**Exercise**
Pick out each line containing the string "square".

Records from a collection
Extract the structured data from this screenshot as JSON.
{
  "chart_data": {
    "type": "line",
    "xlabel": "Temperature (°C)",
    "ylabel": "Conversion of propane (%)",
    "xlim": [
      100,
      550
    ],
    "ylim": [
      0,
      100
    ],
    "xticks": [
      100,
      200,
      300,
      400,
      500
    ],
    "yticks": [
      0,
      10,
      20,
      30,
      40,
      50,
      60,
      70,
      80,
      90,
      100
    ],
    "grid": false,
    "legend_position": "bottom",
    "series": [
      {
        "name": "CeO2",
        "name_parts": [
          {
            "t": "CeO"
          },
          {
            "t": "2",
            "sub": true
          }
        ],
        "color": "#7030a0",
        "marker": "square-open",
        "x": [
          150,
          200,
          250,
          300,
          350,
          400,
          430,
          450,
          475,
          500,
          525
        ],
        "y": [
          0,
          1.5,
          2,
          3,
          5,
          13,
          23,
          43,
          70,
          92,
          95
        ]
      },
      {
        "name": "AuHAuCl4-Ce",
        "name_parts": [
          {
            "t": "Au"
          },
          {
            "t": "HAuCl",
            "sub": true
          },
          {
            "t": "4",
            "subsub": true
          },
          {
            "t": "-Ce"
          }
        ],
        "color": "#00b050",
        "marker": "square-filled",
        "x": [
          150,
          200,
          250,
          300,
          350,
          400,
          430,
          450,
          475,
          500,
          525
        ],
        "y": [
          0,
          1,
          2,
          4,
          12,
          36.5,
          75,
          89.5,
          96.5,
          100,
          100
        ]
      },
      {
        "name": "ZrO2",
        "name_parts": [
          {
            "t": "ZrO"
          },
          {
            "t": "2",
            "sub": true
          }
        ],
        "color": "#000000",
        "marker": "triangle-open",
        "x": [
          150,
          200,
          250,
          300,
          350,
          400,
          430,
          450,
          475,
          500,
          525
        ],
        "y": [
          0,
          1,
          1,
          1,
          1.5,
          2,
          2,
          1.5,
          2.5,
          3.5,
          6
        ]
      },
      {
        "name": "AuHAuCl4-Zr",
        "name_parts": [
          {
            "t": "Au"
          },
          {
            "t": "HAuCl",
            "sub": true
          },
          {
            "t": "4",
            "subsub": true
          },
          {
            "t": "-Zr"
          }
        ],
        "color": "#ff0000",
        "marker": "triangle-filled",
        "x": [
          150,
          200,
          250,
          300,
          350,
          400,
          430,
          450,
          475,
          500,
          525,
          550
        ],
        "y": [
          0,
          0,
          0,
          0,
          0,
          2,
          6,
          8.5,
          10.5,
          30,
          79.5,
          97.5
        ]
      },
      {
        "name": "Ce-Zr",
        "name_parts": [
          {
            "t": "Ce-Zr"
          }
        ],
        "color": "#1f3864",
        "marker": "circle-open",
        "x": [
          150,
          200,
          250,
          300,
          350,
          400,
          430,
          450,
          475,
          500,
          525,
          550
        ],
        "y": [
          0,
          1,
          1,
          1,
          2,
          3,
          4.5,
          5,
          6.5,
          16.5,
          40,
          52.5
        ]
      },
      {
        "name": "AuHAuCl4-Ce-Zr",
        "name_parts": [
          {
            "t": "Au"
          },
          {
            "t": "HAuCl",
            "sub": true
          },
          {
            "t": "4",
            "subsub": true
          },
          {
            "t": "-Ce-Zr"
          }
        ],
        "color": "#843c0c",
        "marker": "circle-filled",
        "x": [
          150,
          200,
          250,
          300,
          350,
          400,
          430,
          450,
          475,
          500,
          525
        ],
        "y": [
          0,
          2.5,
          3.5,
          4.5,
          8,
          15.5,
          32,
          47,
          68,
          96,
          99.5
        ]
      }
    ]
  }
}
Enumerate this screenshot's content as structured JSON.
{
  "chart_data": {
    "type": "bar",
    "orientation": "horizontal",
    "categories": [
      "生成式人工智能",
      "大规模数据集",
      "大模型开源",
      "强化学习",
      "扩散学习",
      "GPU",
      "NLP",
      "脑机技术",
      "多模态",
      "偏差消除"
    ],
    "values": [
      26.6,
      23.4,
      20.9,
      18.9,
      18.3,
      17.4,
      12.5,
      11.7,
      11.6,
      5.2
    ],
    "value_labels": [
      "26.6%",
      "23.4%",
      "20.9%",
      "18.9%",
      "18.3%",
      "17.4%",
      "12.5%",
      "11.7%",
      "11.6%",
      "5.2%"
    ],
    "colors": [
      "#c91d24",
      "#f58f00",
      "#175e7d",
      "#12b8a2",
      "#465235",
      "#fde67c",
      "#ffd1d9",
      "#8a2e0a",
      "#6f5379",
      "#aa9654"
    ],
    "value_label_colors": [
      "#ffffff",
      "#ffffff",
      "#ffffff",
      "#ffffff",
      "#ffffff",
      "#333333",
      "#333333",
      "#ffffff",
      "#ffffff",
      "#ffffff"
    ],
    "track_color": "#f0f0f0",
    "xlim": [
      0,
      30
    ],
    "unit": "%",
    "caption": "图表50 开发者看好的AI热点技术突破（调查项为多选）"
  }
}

**Reply to the task**
        "marker": "square-open",
        "marker": "square-filled",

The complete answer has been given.